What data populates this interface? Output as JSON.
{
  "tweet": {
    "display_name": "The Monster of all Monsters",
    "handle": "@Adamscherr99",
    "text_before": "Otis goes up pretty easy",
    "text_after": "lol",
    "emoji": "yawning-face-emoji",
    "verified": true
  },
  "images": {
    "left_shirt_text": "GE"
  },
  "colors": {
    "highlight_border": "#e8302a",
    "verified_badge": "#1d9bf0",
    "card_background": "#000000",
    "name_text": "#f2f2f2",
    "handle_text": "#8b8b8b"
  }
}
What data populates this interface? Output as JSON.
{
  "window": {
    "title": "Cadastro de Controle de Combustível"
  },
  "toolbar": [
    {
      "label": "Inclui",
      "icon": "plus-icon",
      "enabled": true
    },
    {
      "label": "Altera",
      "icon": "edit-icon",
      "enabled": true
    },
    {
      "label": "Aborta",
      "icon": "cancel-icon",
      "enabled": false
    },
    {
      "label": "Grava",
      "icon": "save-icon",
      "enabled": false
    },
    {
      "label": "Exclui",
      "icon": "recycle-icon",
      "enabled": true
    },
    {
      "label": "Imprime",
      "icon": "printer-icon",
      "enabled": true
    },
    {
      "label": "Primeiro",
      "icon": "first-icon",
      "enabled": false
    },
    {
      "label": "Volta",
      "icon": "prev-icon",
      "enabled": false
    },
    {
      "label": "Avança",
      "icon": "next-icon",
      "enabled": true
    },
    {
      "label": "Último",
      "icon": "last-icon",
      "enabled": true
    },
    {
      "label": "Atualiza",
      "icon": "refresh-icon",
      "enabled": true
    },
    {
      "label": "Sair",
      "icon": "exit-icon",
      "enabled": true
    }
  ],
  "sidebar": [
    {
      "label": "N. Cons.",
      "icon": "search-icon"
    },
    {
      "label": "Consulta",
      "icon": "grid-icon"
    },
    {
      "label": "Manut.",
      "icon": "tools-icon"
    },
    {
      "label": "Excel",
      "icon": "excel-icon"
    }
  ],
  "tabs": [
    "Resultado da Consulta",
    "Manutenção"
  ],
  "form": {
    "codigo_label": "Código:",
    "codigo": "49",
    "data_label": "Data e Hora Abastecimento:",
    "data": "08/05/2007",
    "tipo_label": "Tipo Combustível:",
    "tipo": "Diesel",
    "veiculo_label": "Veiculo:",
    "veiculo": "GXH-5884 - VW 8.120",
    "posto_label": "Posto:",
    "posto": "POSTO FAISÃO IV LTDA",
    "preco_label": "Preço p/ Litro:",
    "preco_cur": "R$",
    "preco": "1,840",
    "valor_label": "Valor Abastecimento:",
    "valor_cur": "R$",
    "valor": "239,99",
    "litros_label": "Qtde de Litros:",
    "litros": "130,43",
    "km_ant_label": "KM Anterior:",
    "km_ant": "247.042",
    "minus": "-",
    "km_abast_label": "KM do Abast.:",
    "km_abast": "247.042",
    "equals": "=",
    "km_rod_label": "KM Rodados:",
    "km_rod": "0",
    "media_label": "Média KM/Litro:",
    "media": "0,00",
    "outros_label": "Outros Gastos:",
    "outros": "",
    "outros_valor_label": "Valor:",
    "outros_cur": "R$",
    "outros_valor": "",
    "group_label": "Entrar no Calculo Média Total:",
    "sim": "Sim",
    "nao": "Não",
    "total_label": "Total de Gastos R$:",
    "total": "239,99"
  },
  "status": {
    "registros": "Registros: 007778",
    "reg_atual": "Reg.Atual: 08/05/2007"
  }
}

● **What the task requires**:
Hand back the material above in full, exactly as written.

● **Finished task**:
What data populates this interface? Output as JSON.
{
  "tweet": {
    "display_name": "The Monster of all Monsters",
    "handle": "@Adamscherr99",
    "text_before": "Otis goes up pretty easy",
    "text_after": "lol",
    "emoji": "yawning-face-emoji",
    "verified": true
  },
  "images": {
    "left_shirt_text": "GE"
  },
  "colors": {
    "highlight_border": "#e8302a",
    "verified_badge": "#1d9bf0",
    "card_background": "#000000",
    "name_text": "#f2f2f2",
    "handle_text": "#8b8b8b"
  }
}
What data populates this interface? Output as JSON.
{
  "window": {
    "title": "Cadastro de Controle de Combustível"
  },
  "toolbar": [
    {
      "label": "Inclui",
      "icon": "plus-icon",
      "enabled": true
    },
    {
      "label": "Altera",
      "icon": "edit-icon",
      "enabled": true
    },
    {
      "label": "Aborta",
      "icon": "cancel-icon",
      "enabled": false
    },
    {
      "label": "Grava",
      "icon": "save-icon",
      "enabled": false
    },
    {
      "label": "Exclui",
      "icon": "recycle-icon",
      "enabled": true
    },
    {
      "label": "Imprime",
      "icon": "printer-icon",
      "enabled": true
    },
    {
      "label": "Primeiro",
      "icon": "first-icon",
      "enabled": false
    },
    {
      "label": "Volta",
      "icon": "prev-icon",
      "enabled": false
    },
    {
      "label": "Avança",
      "icon": "next-icon",
      "enabled": true
    },
    {
      "label": "Último",
      "icon": "last-icon",
      "enabled": true
    },
    {
      "label": "Atualiza",
      "icon": "refresh-icon",
      "enabled": true
    },
    {
      "label": "Sair",
      "icon": "exit-icon",
      "enabled": true
    }
  ],
  "sidebar": [
    {
      "label": "N. Cons.",
      "icon": "search-icon"
    },
    {
      "label": "Consulta",
      "icon": "grid-icon"
    },
    {
      "label": "Manut.",
      "icon": "tools-icon"
    },
    {
      "label": "Excel",
      "icon": "excel-icon"
    }
  ],
  "tabs": [
    "Resultado da Consulta",
    "Manutenção"
  ],
  "form": {
    "codigo_label": "Código:",
    "codigo": "49",
    "data_label": "Data e Hora Abastecimento:",
    "data": "08/05/2007",
    "tipo_label": "Tipo Combustível:",
    "tipo": "Diesel",
    "veiculo_label": "Veiculo:",
    "veiculo": "GXH-5884 - VW 8.120",
    "posto_label": "Posto:",
    "posto": "POSTO FAISÃO IV LTDA",
    "preco_label": "Preço p/ Litro:",
    "preco_cur": "R$",
    "preco": "1,840",
    "valor_label": "Valor Abastecimento:",
    "valor_cur": "R$",
    "valor": "239,99",
    "litros_label": "Qtde de Litros:",
    "litros": "130,43",
    "km_ant_label": "KM Anterior:",
    "km_ant": "247.042",
    "minus": "-",
    "km_abast_label": "KM do Abast.:",
    "km_abast": "247.042",
    "equals": "=",
    "km_rod_label": "KM Rodados:",
    "km_rod": "0",
    "media_label": "Média KM/Litro:",
    "media": "0,00",
    "outros_label": "Outros Gastos:",
    "outros": "",
    "outros_valor_label": "Valor:",
    "outros_cur": "R$",
    "outros_valor": "",
    "group_label": "Entrar no Calculo Média Total:",
    "sim": "Sim",
    "nao": "Não",
    "total_label": "Total de Gastos R$:",
    "total": "239,99"
  },
  "status": {
    "registros": "Registros: 007778",
    "reg_atual": "Reg.Atual: 08/05/2007"
  }
}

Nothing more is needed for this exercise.